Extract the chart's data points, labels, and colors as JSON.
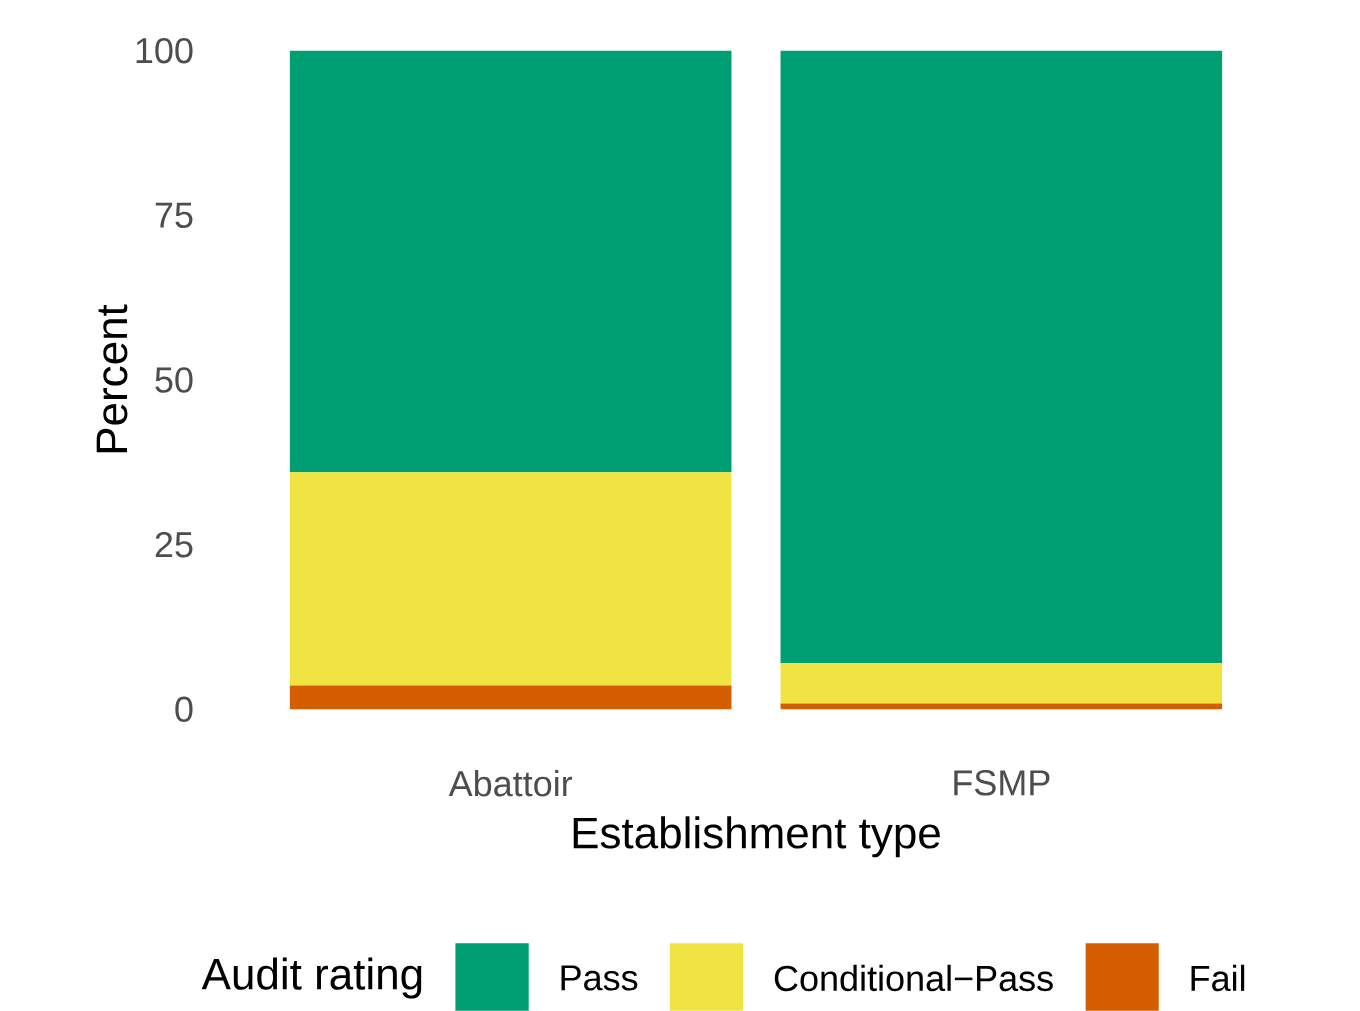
{
  "chart_data": {
    "type": "bar",
    "stacked": true,
    "xlabel": "Establishment type",
    "ylabel": "Percent",
    "legend_title": "Audit rating",
    "categories": [
      "Abattoir",
      "FSMP"
    ],
    "series": [
      {
        "name": "Fail",
        "color": "#d55e00",
        "values": [
          3.6,
          0.9
        ]
      },
      {
        "name": "Conditional−Pass",
        "color": "#f0e442",
        "values": [
          32.4,
          6.1
        ]
      },
      {
        "name": "Pass",
        "color": "#009e73",
        "values": [
          64.0,
          93.0
        ]
      }
    ],
    "ylim": [
      0,
      100
    ],
    "yticks": [
      0,
      25,
      50,
      75,
      100
    ],
    "legend": "bottom"
  }
}
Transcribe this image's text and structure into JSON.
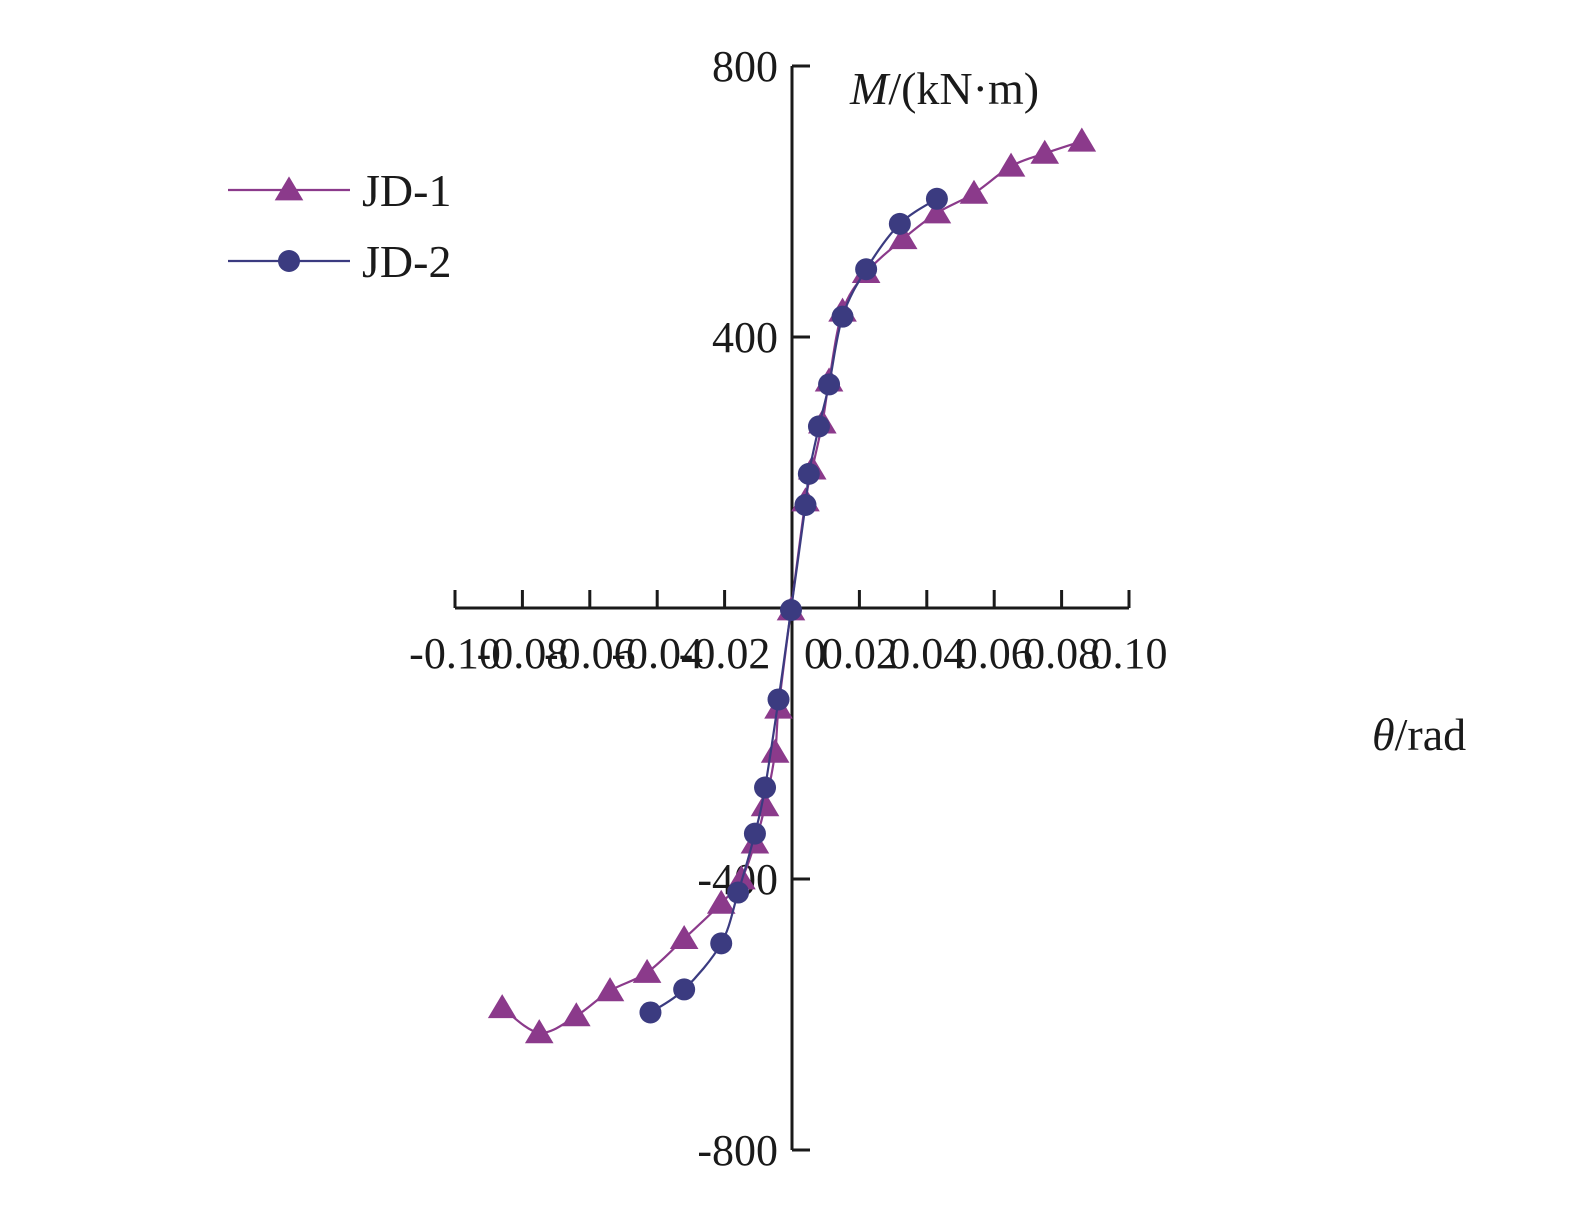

--*--

REQUIRED TASK —
Omit the pictures and output all of the other material exactly.

EXERCISE RESPONSE —
Extract the chart's data points, labels, and colors as JSON.
{
  "chart_data": {
    "type": "bar",
    "stacked": true,
    "xlabel": "Establishment type",
    "ylabel": "Percent",
    "legend_title": "Audit rating",
    "categories": [
      "Abattoir",
      "FSMP"
    ],
    "series": [
      {
        "name": "Fail",
        "color": "#d55e00",
        "values": [
          3.6,
          0.9
        ]
      },
      {
        "name": "Conditional−Pass",
        "color": "#f0e442",
        "values": [
          32.4,
          6.1
        ]
      },
      {
        "name": "Pass",
        "color": "#009e73",
        "values": [
          64.0,
          93.0
        ]
      }
    ],
    "ylim": [
      0,
      100
    ],
    "yticks": [
      0,
      25,
      50,
      75,
      100
    ],
    "legend": "bottom"
  }
}
Transcribe this image's text and structure into JSON.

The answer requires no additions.